▸ **To be done**
Repeat the records word for word, excluding any picture.

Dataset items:
* START *

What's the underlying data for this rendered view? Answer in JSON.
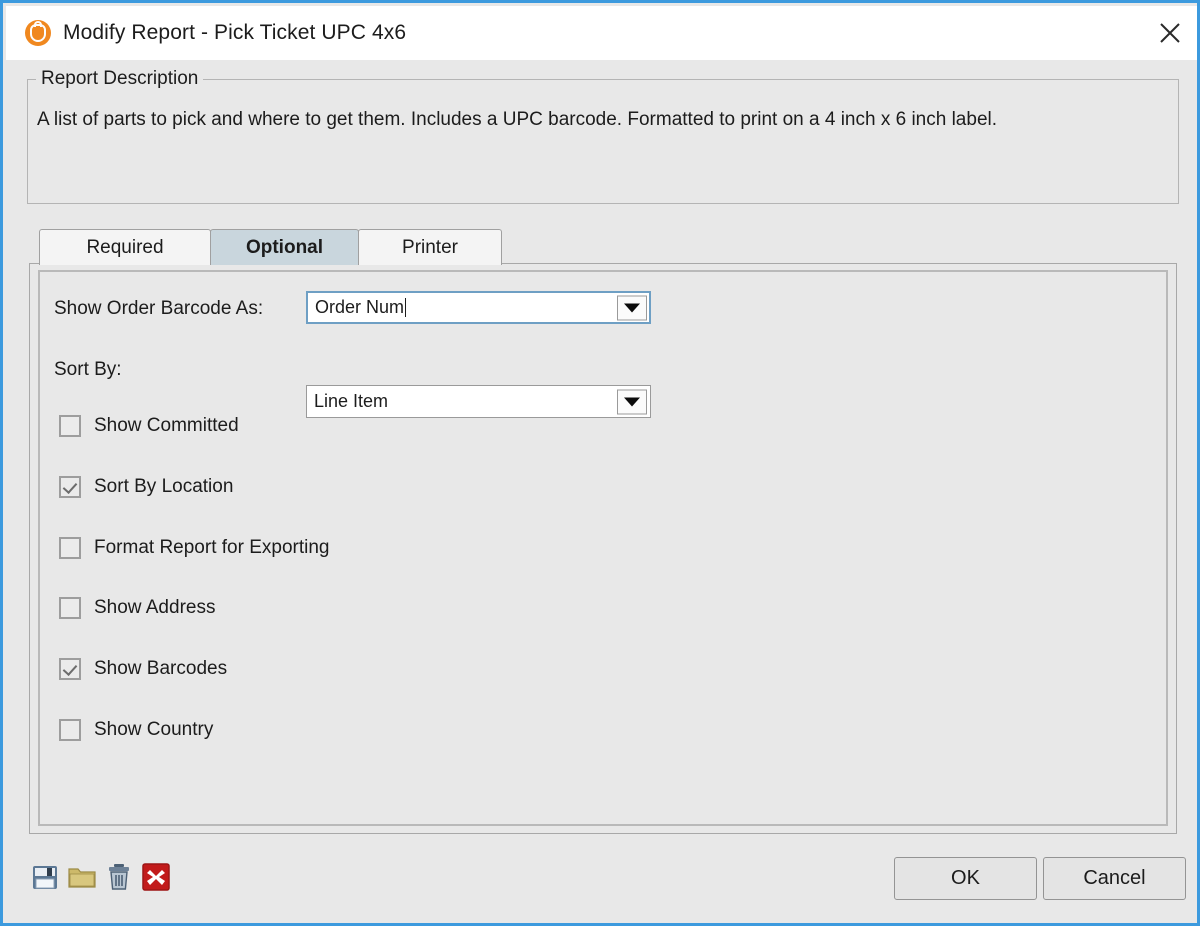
{
  "window": {
    "title": "Modify Report - Pick Ticket UPC 4x6",
    "app_icon": "report-app-icon",
    "close_icon": "close-icon"
  },
  "description": {
    "legend": "Report Description",
    "text": "A list of parts to pick and where to get them. Includes a UPC barcode. Formatted to print on a 4 inch x 6 inch label."
  },
  "tabs": [
    {
      "label": "Required",
      "selected": false
    },
    {
      "label": "Optional",
      "selected": true
    },
    {
      "label": "Printer",
      "selected": false
    }
  ],
  "fields": [
    {
      "label": "Show Order Barcode As:",
      "value": "Order Num",
      "focused": true,
      "arrow_icon": "chevron-down-icon"
    },
    {
      "label": "Sort By:",
      "value": "Line Item",
      "focused": false,
      "arrow_icon": "chevron-down-icon"
    }
  ],
  "checkboxes": [
    {
      "label": "Show Committed",
      "checked": false
    },
    {
      "label": "Sort By Location",
      "checked": true
    },
    {
      "label": "Format Report for Exporting",
      "checked": false
    },
    {
      "label": "Show Address",
      "checked": false
    },
    {
      "label": "Show Barcodes",
      "checked": true
    },
    {
      "label": "Show Country",
      "checked": false
    }
  ],
  "toolbar": [
    {
      "name": "save-icon",
      "title": "Save"
    },
    {
      "name": "folder-icon",
      "title": "Open"
    },
    {
      "name": "trash-icon",
      "title": "Delete"
    },
    {
      "name": "delete-x-icon",
      "title": "Remove"
    }
  ],
  "buttons": {
    "ok": "OK",
    "cancel": "Cancel"
  },
  "colors": {
    "window_border": "#3c9ade",
    "dialog_bg": "#e8e8e8",
    "tab_selected": "#c9d6dd",
    "accent_orange": "#f0881f",
    "delete_red": "#c21a1a"
  }
}
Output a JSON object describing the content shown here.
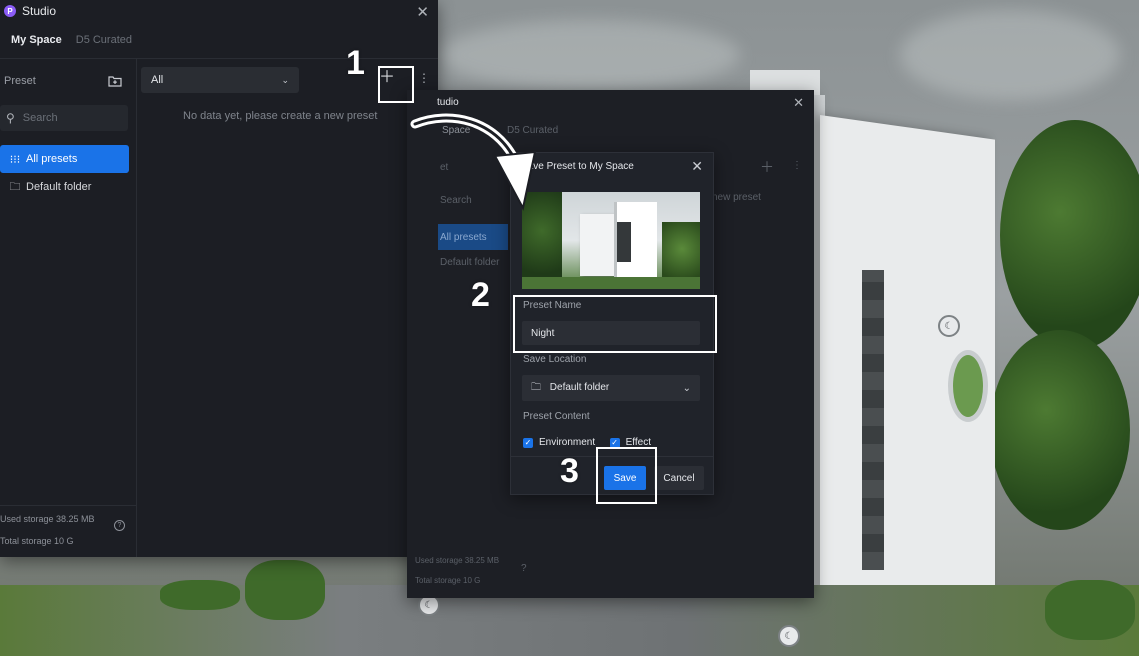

* END *

▸ **Response to this exercise**
What's the underlying data for this rendered view? Answer in JSON.
{
  "window": {
    "title": "Modify Report - Pick Ticket UPC 4x6",
    "app_icon": "report-app-icon",
    "close_icon": "close-icon"
  },
  "description": {
    "legend": "Report Description",
    "text": "A list of parts to pick and where to get them. Includes a UPC barcode. Formatted to print on a 4 inch x 6 inch label."
  },
  "tabs": [
    {
      "label": "Required",
      "selected": false
    },
    {
      "label": "Optional",
      "selected": true
    },
    {
      "label": "Printer",
      "selected": false
    }
  ],
  "fields": [
    {
      "label": "Show Order Barcode As:",
      "value": "Order Num",
      "focused": true,
      "arrow_icon": "chevron-down-icon"
    },
    {
      "label": "Sort By:",
      "value": "Line Item",
      "focused": false,
      "arrow_icon": "chevron-down-icon"
    }
  ],
  "checkboxes": [
    {
      "label": "Show Committed",
      "checked": false
    },
    {
      "label": "Sort By Location",
      "checked": true
    },
    {
      "label": "Format Report for Exporting",
      "checked": false
    },
    {
      "label": "Show Address",
      "checked": false
    },
    {
      "label": "Show Barcodes",
      "checked": true
    },
    {
      "label": "Show Country",
      "checked": false
    }
  ],
  "toolbar": [
    {
      "name": "save-icon",
      "title": "Save"
    },
    {
      "name": "folder-icon",
      "title": "Open"
    },
    {
      "name": "trash-icon",
      "title": "Delete"
    },
    {
      "name": "delete-x-icon",
      "title": "Remove"
    }
  ],
  "buttons": {
    "ok": "OK",
    "cancel": "Cancel"
  },
  "colors": {
    "window_border": "#3c9ade",
    "dialog_bg": "#e8e8e8",
    "tab_selected": "#c9d6dd",
    "accent_orange": "#f0881f",
    "delete_red": "#c21a1a"
  }
}
Output a JSON object describing the content shown here.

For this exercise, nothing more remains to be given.